Stated problem –
Copy every line of the items below word for word, but leave the pictures out.

Stored records –
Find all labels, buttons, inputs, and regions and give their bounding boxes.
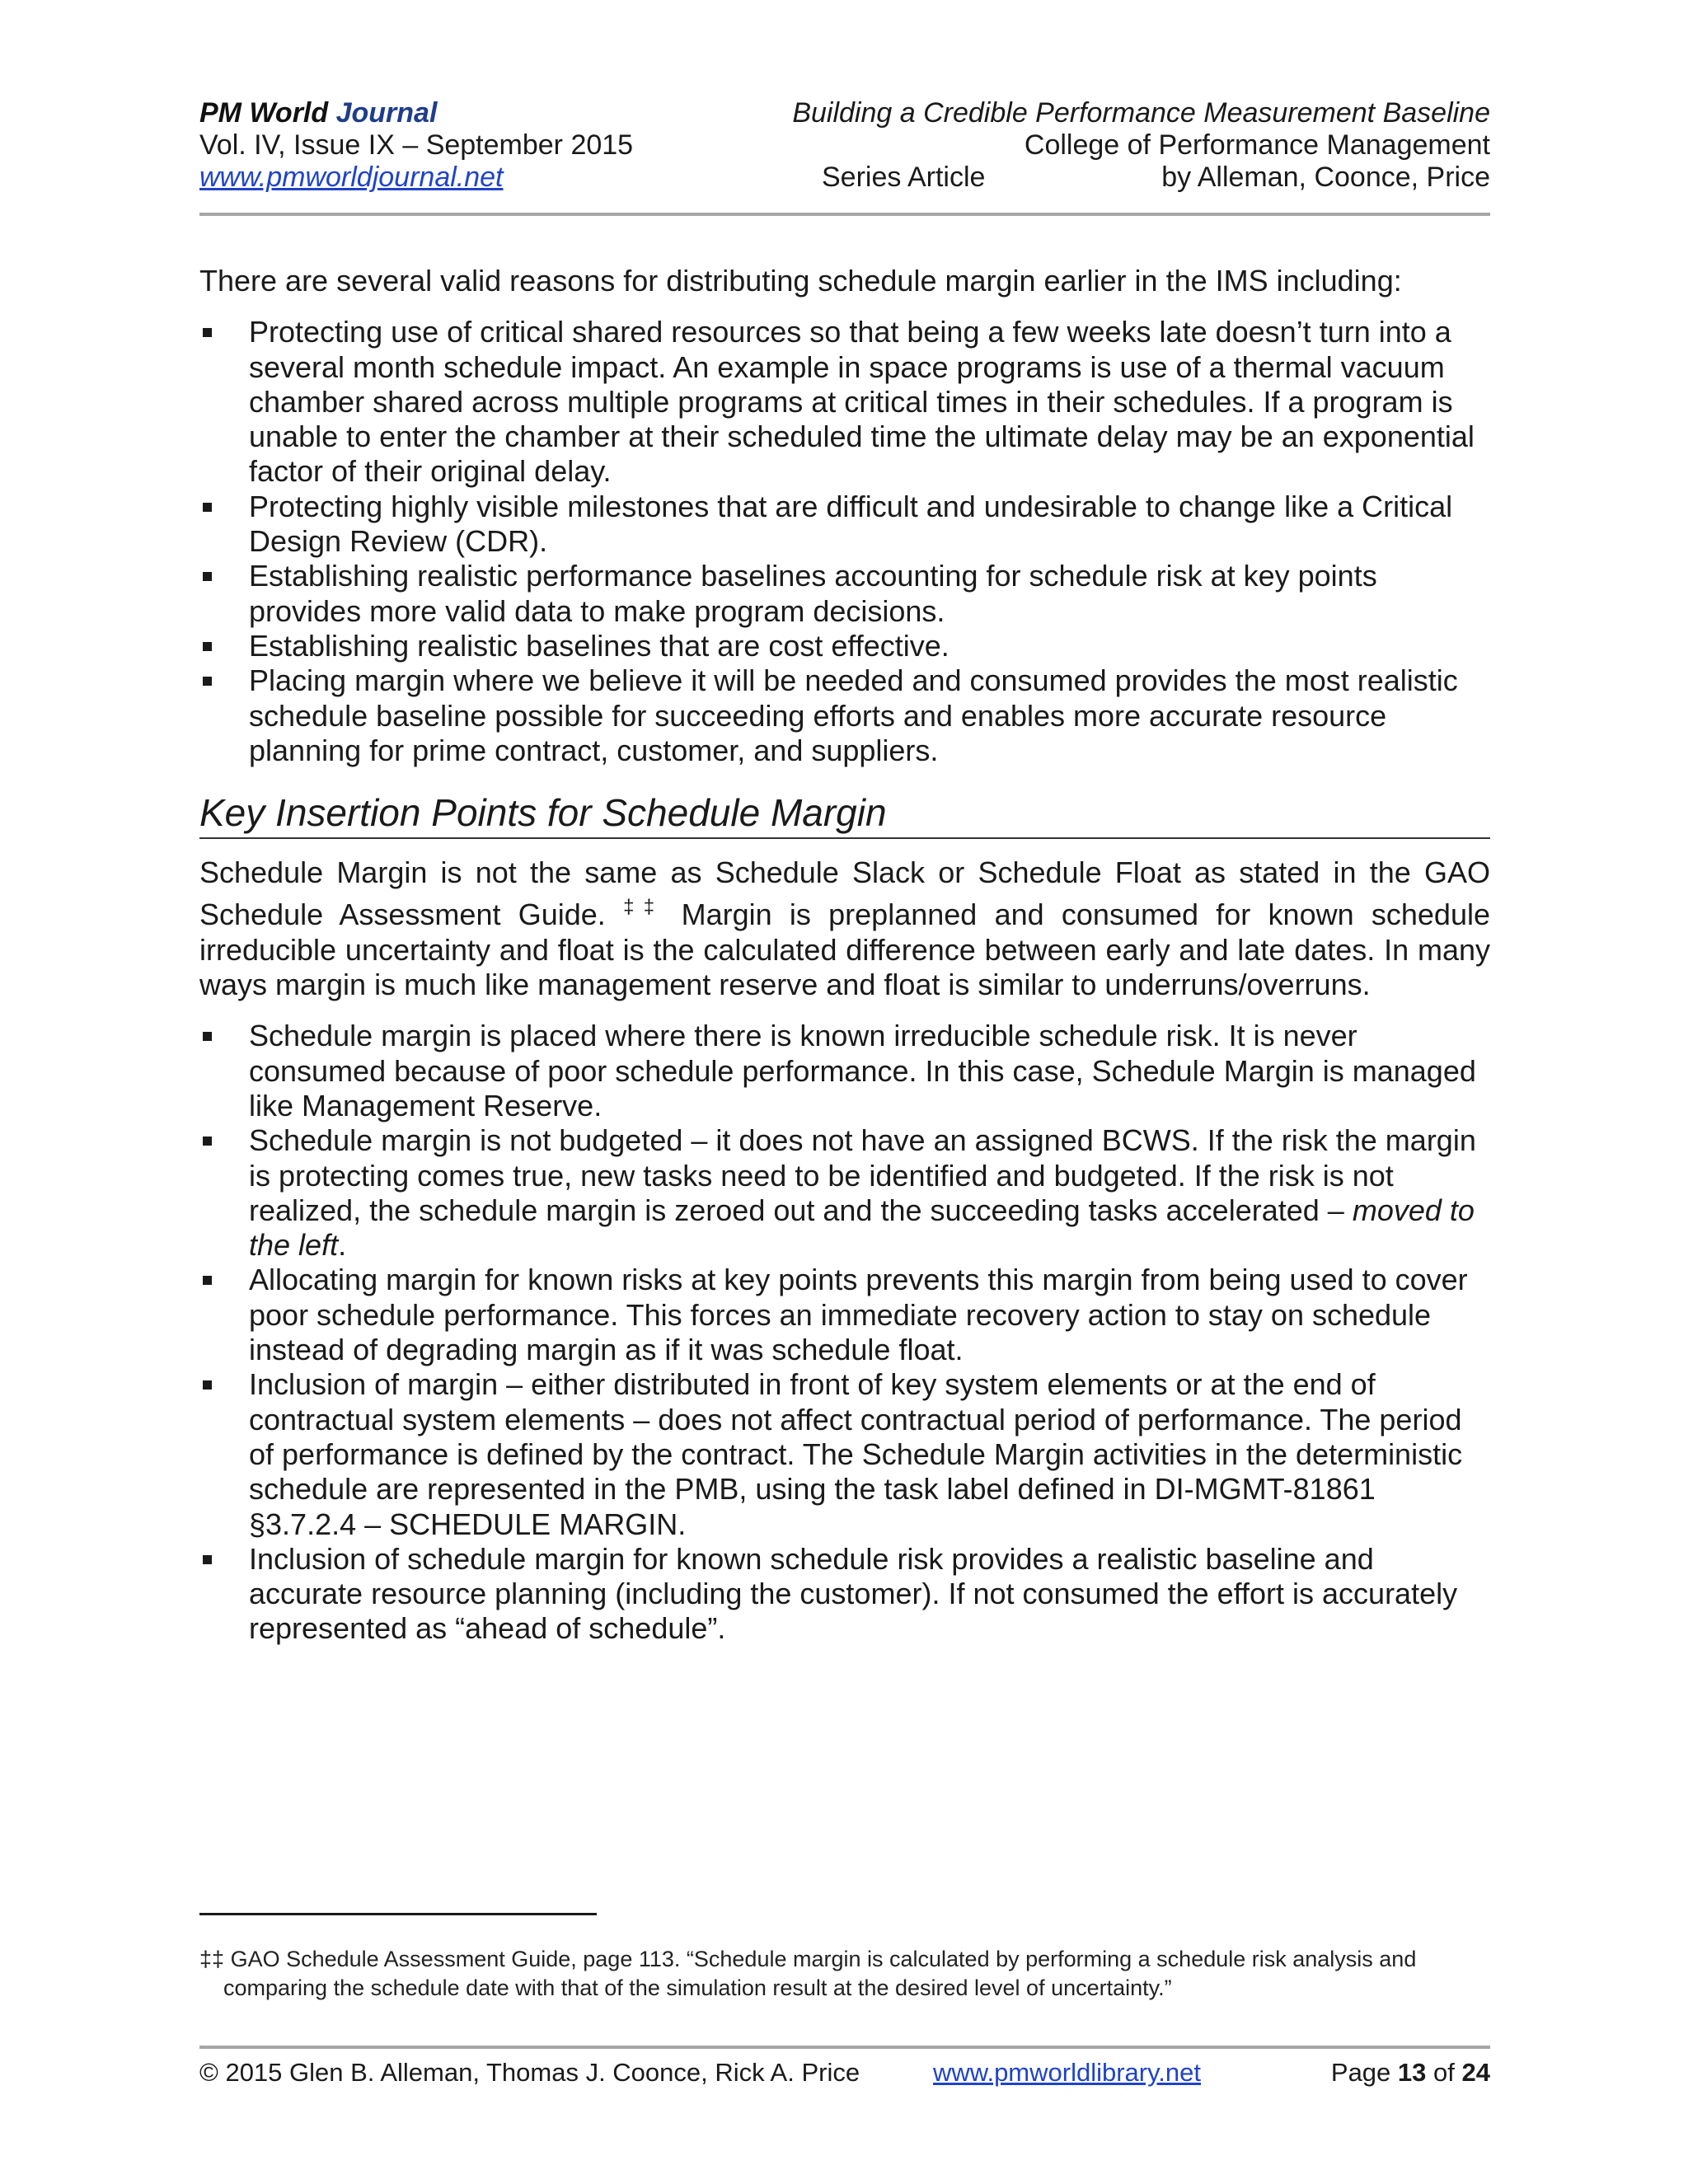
library-link-wrap: [933, 2055, 1201, 2090]
list-item: Protecting use of critical shared resources so that being a few weeks late doesn’t turn into a several month schedule impact. An example in space programs is use of a thermal vacuum chamber shared across multiple programs at critical times in their schedules. If a program is unable to enter the chamber at their scheduled time the ultimate delay may be an exponential factor of their original delay.: [199, 315, 1490, 489]
footnote-reference[interactable]: ‡‡: [623, 896, 664, 919]
insertion-points-list: [199, 1019, 1490, 1646]
page-footer: [199, 2055, 1490, 2090]
list-item: Allocating margin for known risks at key points prevents this margin from being used to cover poor schedule performance. This forces an immediate recovery action to stay on schedule instead of degrading margin as if it was schedule float.: [199, 1263, 1490, 1367]
copyright: © 2015 Glen B. Alleman, Thomas J. Coonce, Rick A. Price: [199, 2058, 860, 2087]
section-paragraph: [199, 855, 1490, 1002]
paragraph-text: Margin is preplanned and consumed for known schedule irreducible uncertainty and float is the calculated difference between early and late dates. In many ways margin is much like management reserve and float is similar to underruns/overruns.: [199, 898, 1490, 1002]
library-website-link[interactable]: www.pmworldlibrary.net: [933, 2058, 1202, 2087]
article-title: Building a Credible Performance Measurement Baseline: [792, 97, 1490, 129]
footnote-divider: [199, 1913, 597, 1915]
journal-title: [199, 97, 437, 129]
list-item: Schedule margin is placed where there is known irreducible schedule risk. It is never consumed because of poor schedule performance. In this case, Schedule Margin is managed like Management Reserve.: [199, 1019, 1490, 1123]
current-page: 13: [1397, 2058, 1427, 2087]
header-divider: [199, 213, 1490, 216]
reasons-list: [199, 315, 1490, 768]
paragraph-text: Schedule Margin is not the same as Schedule Slack or Schedule Float as stated in the GAO Schedule Assessment Guide.: [199, 855, 1490, 932]
list-item: Inclusion of margin – either distributed in front of key system elements or at the end of contractual system elements – does not affect contractual period of performance. The period of performance is defined by the contract. The Schedule Margin activities in the deterministic schedule are represented in the PMB, using the task label defined in DI-MGMT-81861 §3.7.2.4 – SCHEDULE MARGIN.: [199, 1367, 1490, 1541]
journal-title-pm: PM World: [199, 97, 329, 129]
footnote-text-line2: comparing the schedule date with that of the simulation result at the desired level of uncertainty.”: [223, 1975, 1172, 2000]
article-body: [199, 264, 1490, 1647]
total-pages: 24: [1461, 2058, 1490, 2087]
list-item: Inclusion of schedule margin for known schedule risk provides a realistic baseline and accurate resource planning (including the customer). If not consumed the effort is accurately represented as “ahead of schedule”.: [199, 1542, 1490, 1647]
journal-website-link[interactable]: www.pmworldjournal.net: [199, 162, 504, 193]
intro-paragraph: There are several valid reasons for distributing schedule margin earlier in the IMS including:: [199, 264, 1402, 298]
series-label: Series Article: [822, 162, 986, 193]
list-item: Protecting highly visible milestones that are difficult and undesirable to change like a Critical Design Review (CDR).: [199, 490, 1490, 560]
footer-divider: [199, 2046, 1490, 2049]
section-heading: Key Insertion Points for Schedule Margin: [199, 790, 1490, 839]
footnote: [199, 1945, 1490, 2003]
list-item: Establishing realistic performance baselines accounting for schedule risk at key points provides more valid data to make program decisions.: [199, 559, 1490, 629]
volume-issue: Vol. IV, Issue IX – September 2015: [199, 129, 634, 161]
list-item-text: Schedule margin is not budgeted – it does not have an assigned BCWS. If the risk the margin is protecting comes true, new tasks need to be identified and budgeted. If the risk is not realized, the schedule margin is zeroed out and the succeeding tasks accelerated –: [249, 1123, 1476, 1227]
footnote-mark: ‡‡: [199, 1947, 225, 1971]
organization: College of Performance Management: [1024, 129, 1490, 161]
of-label: of: [1433, 2058, 1455, 2087]
journal-title-name: Journal: [335, 97, 438, 129]
footnote-text-line1: GAO Schedule Assessment Guide, page 113. “Schedule margin is calculated by performing a schedule risk analysis and: [230, 1947, 1417, 1971]
list-item: Establishing realistic baselines that are cost effective.: [199, 629, 1490, 663]
authors: by Alleman, Coonce, Price: [1161, 162, 1490, 193]
page-label: Page: [1330, 2058, 1391, 2087]
list-item: Placing margin where we believe it will be needed and consumed provides the most realistic schedule baseline possible for succeeding efforts and enables more accurate resource planning for prime contract, customer, and suppliers.: [199, 663, 1490, 768]
list-item-text: .: [338, 1228, 347, 1263]
page-header: [199, 97, 1490, 194]
list-item-emphasis: moved to the left: [249, 1193, 1475, 1263]
list-item: [199, 1123, 1490, 1263]
page-number: [1331, 2055, 1490, 2090]
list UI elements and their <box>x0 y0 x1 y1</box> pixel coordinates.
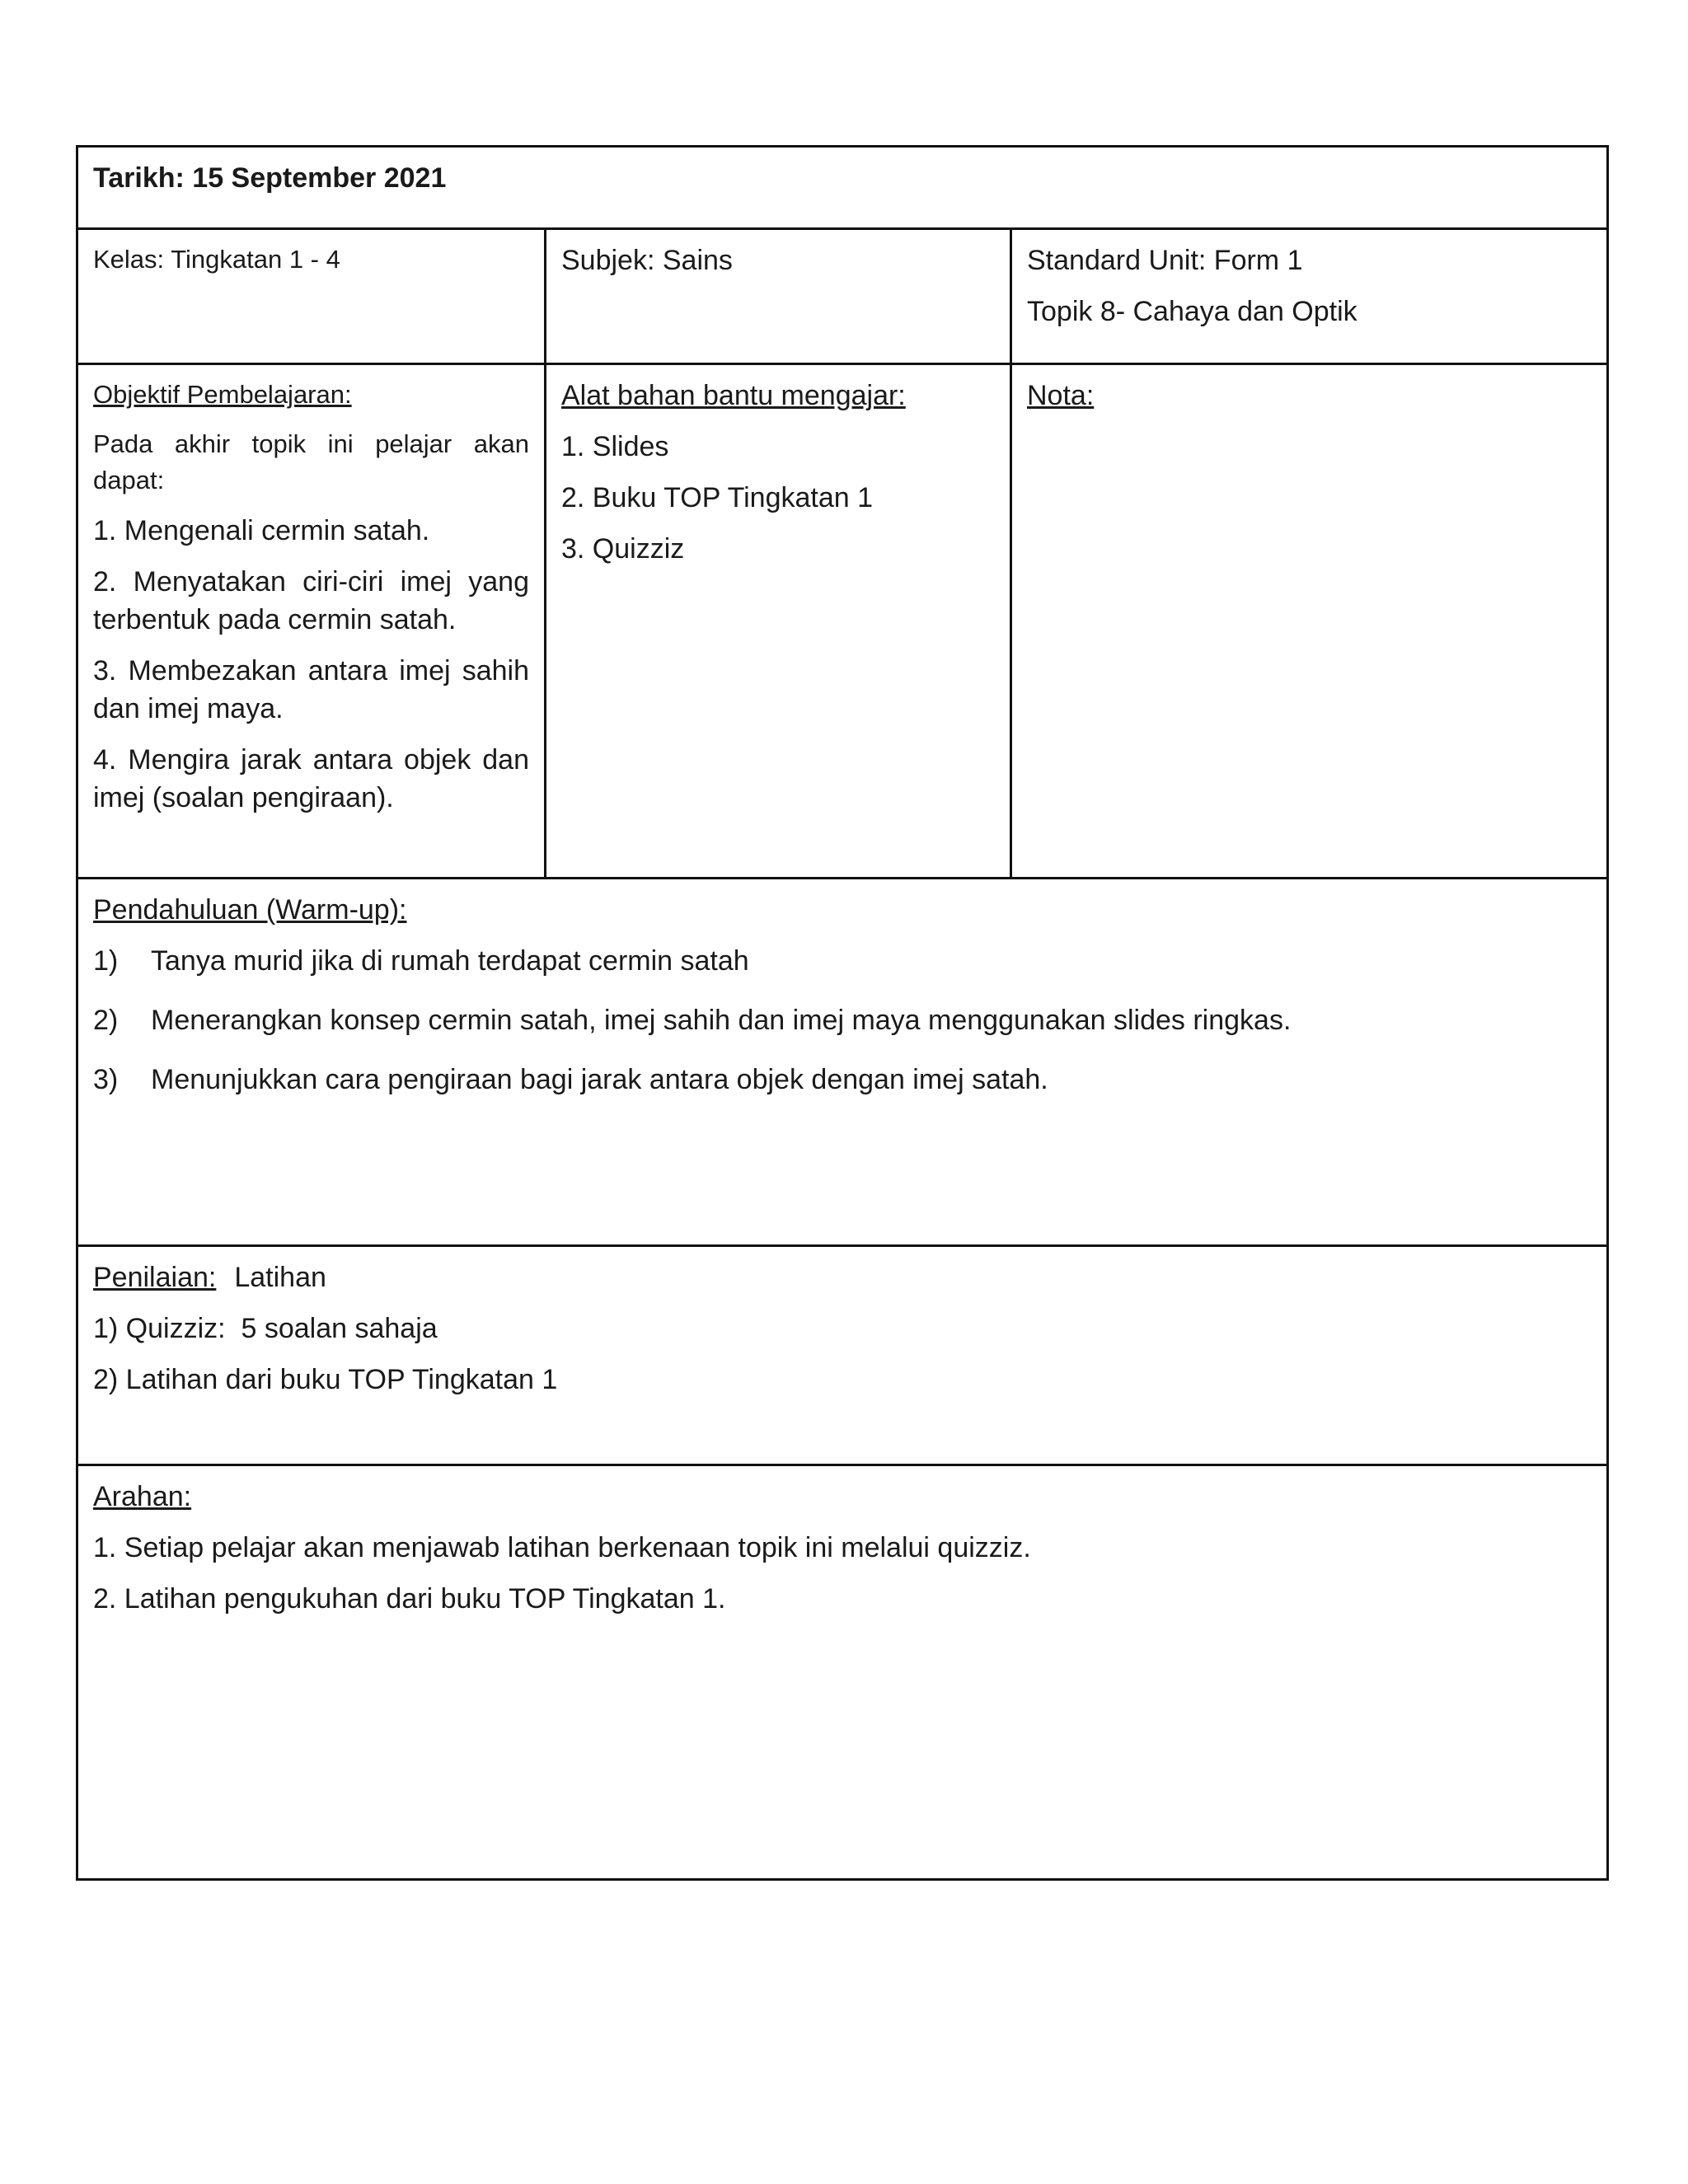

Reply to the task –
Find all labels, buttons, inputs, and regions and give their bounding boxes.
library-link-wrap: [933, 2055, 1201, 2090]
list-item: Protecting use of critical shared resources so that being a few weeks late doesn’t turn into a several month schedule impact. An example in space programs is use of a thermal vacuum chamber shared across multiple programs at critical times in their schedules. If a program is unable to enter the chamber at their scheduled time the ultimate delay may be an exponential factor of their original delay.: [199, 315, 1490, 489]
footnote-reference[interactable]: ‡‡: [623, 896, 664, 919]
insertion-points-list: [199, 1019, 1490, 1646]
page-footer: [199, 2055, 1490, 2090]
list-item: Allocating margin for known risks at key points prevents this margin from being used to cover poor schedule performance. This forces an immediate recovery action to stay on schedule instead of degrading margin as if it was schedule float.: [199, 1263, 1490, 1367]
copyright: © 2015 Glen B. Alleman, Thomas J. Coonce, Rick A. Price: [199, 2058, 860, 2087]
section-paragraph: [199, 855, 1490, 1002]
paragraph-text: Margin is preplanned and consumed for known schedule irreducible uncertainty and float is the calculated difference between early and late dates. In many ways margin is much like management reserve and float is similar to underruns/overruns.: [199, 898, 1490, 1002]
library-website-link[interactable]: www.pmworldlibrary.net: [933, 2058, 1202, 2087]
article-title: Building a Credible Performance Measurement Baseline: [792, 97, 1490, 129]
footnote-divider: [199, 1913, 597, 1915]
journal-title: [199, 97, 437, 129]
list-item: Schedule margin is placed where there is known irreducible schedule risk. It is never consumed because of poor schedule performance. In this case, Schedule Margin is managed like Management Reserve.: [199, 1019, 1490, 1123]
current-page: 13: [1397, 2058, 1427, 2087]
header-divider: [199, 213, 1490, 216]
reasons-list: [199, 315, 1490, 768]
paragraph-text: Schedule Margin is not the same as Schedule Slack or Schedule Float as stated in the GAO Schedule Assessment Guide.: [199, 855, 1490, 932]
list-item: Inclusion of margin – either distributed in front of key system elements or at the end of contractual system elements – does not affect contractual period of performance. The period of performance is defined by the contract. The Schedule Margin activities in the deterministic schedule are represented in the PMB, using the task label defined in DI-MGMT-81861 §3.7.2.4 – SCHEDULE MARGIN.: [199, 1367, 1490, 1541]
journal-title-pm: PM World: [199, 97, 329, 129]
footnote-text-line2: comparing the schedule date with that of the simulation result at the desired level of uncertainty.”: [223, 1975, 1172, 2000]
article-body: [199, 264, 1490, 1647]
total-pages: 24: [1461, 2058, 1490, 2087]
list-item: Inclusion of schedule margin for known schedule risk provides a realistic baseline and accurate resource planning (including the customer). If not consumed the effort is accurately represented as “ahead of schedule”.: [199, 1542, 1490, 1647]
journal-website-link[interactable]: www.pmworldjournal.net: [199, 162, 504, 193]
intro-paragraph: There are several valid reasons for distributing schedule margin earlier in the IMS including:: [199, 264, 1402, 298]
series-label: Series Article: [822, 162, 986, 193]
list-item: Protecting highly visible milestones that are difficult and undesirable to change like a Critical Design Review (CDR).: [199, 490, 1490, 560]
footer-divider: [199, 2046, 1490, 2049]
section-heading: Key Insertion Points for Schedule Margin: [199, 790, 1490, 839]
footnote: [199, 1945, 1490, 2003]
list-item: Establishing realistic performance baselines accounting for schedule risk at key points provides more valid data to make program decisions.: [199, 559, 1490, 629]
volume-issue: Vol. IV, Issue IX – September 2015: [199, 129, 634, 161]
list-item-text: Schedule margin is not budgeted – it does not have an assigned BCWS. If the risk the margin is protecting comes true, new tasks need to be identified and budgeted. If the risk is not realized, the schedule margin is zeroed out and the succeeding tasks accelerated –: [249, 1123, 1476, 1227]
footnote-mark: ‡‡: [199, 1947, 225, 1971]
organization: College of Performance Management: [1024, 129, 1490, 161]
of-label: of: [1433, 2058, 1455, 2087]
journal-title-name: Journal: [335, 97, 438, 129]
footnote-text-line1: GAO Schedule Assessment Guide, page 113. “Schedule margin is calculated by performing a schedule risk analysis and: [230, 1947, 1417, 1971]
list-item: Establishing realistic baselines that are cost effective.: [199, 629, 1490, 663]
authors: by Alleman, Coonce, Price: [1161, 162, 1490, 193]
page-label: Page: [1330, 2058, 1391, 2087]
list-item: Placing margin where we believe it will be needed and consumed provides the most realistic schedule baseline possible for succeeding efforts and enables more accurate resource planning for prime contract, customer, and suppliers.: [199, 663, 1490, 768]
list-item-text: .: [338, 1228, 347, 1263]
page-header: [199, 97, 1490, 194]
list-item-emphasis: moved to the left: [249, 1193, 1475, 1263]
list-item: [199, 1123, 1490, 1263]
page-number: [1331, 2055, 1490, 2090]
list UI elements and their <box>x0 y0 x1 y1</box> pixel coordinates.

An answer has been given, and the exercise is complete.